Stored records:
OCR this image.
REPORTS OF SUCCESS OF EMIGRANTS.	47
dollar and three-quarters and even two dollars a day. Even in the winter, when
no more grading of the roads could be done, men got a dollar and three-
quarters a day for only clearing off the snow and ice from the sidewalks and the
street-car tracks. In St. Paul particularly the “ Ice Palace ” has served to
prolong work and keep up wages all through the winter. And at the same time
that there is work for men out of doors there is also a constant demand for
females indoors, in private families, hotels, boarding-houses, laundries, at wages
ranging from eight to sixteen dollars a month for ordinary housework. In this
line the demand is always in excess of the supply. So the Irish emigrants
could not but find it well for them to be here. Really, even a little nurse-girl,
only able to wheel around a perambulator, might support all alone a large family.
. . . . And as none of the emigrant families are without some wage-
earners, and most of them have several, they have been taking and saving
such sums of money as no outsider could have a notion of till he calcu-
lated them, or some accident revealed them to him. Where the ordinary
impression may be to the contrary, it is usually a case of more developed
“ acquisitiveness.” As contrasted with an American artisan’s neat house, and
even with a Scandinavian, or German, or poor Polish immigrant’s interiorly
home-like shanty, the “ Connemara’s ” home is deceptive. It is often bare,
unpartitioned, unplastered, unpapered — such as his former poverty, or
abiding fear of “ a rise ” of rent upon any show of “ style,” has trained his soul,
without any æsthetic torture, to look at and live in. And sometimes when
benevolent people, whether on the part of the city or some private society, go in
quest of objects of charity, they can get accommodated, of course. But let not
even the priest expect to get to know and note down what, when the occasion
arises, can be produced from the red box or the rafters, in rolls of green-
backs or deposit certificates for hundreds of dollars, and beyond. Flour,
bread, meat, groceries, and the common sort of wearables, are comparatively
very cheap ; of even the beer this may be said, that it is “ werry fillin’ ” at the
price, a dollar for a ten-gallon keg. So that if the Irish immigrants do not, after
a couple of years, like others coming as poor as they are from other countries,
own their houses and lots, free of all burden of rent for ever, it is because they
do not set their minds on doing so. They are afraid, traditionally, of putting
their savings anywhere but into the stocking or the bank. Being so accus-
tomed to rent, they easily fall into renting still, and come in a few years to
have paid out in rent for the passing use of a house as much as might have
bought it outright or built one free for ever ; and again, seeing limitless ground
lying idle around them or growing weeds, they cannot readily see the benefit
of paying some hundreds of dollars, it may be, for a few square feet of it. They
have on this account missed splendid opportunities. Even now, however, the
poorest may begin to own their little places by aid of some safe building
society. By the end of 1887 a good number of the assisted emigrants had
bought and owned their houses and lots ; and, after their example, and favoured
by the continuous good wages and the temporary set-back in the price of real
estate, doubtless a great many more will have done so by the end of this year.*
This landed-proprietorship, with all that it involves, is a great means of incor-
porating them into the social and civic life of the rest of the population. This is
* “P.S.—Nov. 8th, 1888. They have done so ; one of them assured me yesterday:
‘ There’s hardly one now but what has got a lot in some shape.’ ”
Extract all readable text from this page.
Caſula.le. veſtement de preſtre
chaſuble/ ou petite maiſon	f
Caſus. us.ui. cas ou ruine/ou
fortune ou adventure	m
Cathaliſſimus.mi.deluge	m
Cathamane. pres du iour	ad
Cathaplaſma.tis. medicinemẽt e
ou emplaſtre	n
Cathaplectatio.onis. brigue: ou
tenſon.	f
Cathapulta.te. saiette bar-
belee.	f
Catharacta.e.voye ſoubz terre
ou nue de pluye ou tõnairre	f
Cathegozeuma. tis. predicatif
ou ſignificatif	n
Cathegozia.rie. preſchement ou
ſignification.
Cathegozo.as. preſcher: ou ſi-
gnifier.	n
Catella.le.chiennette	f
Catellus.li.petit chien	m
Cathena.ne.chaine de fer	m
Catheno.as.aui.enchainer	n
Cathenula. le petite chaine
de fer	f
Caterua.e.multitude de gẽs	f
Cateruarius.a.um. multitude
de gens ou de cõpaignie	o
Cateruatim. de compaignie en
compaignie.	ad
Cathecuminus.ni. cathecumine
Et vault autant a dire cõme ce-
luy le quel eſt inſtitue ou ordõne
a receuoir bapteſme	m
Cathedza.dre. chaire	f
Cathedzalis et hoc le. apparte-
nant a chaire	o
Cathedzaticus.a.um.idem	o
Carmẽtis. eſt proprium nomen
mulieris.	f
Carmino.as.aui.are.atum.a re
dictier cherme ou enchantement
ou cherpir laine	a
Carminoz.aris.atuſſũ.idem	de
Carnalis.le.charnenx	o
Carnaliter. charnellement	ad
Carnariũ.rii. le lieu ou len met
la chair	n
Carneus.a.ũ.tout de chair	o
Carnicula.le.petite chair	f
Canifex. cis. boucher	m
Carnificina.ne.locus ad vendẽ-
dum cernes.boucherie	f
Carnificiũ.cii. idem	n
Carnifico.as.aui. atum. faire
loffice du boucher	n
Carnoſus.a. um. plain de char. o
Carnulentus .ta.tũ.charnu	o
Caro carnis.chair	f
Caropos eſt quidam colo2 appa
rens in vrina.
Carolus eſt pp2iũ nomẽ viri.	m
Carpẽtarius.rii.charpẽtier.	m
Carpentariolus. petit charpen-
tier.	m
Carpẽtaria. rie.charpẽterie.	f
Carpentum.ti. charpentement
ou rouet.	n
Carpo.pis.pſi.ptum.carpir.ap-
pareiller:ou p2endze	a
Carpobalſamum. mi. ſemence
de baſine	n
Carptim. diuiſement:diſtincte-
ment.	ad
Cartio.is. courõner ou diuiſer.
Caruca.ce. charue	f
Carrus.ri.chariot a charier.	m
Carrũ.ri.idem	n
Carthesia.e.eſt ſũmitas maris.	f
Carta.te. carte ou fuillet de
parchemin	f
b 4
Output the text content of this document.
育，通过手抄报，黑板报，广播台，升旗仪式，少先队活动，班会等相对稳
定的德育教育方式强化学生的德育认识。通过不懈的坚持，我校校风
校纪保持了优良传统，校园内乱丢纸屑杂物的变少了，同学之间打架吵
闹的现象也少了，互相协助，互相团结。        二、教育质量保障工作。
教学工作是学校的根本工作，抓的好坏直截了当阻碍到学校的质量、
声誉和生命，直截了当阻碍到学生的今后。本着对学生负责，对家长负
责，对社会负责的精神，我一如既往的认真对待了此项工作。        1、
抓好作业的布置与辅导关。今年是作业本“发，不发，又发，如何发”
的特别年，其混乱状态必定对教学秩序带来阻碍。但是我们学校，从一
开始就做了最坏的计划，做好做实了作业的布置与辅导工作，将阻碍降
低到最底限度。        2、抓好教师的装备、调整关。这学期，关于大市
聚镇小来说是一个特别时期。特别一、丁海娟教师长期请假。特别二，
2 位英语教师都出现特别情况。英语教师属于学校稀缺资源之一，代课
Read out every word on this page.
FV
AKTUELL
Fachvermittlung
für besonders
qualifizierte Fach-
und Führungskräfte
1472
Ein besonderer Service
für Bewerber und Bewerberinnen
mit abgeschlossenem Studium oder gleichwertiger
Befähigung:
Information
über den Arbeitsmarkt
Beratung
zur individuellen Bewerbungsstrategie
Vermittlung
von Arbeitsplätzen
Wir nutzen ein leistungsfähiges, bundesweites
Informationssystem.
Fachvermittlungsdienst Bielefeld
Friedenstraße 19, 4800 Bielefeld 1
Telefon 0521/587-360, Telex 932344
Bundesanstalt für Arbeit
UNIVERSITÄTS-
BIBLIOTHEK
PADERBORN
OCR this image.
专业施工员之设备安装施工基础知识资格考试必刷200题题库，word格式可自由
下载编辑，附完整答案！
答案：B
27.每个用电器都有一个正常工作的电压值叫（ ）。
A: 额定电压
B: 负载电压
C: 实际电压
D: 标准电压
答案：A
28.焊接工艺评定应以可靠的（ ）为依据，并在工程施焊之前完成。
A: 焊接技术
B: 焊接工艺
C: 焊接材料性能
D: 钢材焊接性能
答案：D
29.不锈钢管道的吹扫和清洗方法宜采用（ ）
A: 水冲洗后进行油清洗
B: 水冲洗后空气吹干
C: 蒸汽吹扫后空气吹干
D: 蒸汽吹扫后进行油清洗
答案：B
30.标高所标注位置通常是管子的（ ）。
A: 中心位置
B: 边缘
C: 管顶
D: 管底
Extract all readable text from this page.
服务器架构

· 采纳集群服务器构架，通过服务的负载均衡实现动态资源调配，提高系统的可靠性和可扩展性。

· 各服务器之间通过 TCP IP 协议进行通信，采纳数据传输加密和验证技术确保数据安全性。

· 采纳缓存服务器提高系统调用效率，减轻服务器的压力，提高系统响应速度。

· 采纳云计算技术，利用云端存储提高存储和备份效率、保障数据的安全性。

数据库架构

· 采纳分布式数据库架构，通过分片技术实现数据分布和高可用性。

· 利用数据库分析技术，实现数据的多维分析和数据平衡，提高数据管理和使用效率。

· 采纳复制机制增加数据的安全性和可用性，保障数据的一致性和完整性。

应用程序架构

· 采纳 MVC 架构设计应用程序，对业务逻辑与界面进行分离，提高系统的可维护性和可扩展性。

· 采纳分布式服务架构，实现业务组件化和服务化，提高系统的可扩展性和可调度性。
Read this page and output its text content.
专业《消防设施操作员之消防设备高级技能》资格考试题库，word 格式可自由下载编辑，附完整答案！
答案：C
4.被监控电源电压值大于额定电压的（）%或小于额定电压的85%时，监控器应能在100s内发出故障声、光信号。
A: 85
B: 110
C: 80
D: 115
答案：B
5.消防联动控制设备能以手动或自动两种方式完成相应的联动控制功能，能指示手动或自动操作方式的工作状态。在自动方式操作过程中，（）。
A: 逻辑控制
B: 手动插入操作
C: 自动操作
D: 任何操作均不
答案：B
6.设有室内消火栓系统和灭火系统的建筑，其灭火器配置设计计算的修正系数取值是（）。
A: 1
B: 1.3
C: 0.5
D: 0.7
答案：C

Requirement: Copy out every line holding the string "years".

Task response:
a couple of years, like others coming as poor as they are from other countries,
tomed to rent, they easily fall into renting still, and come in a few years to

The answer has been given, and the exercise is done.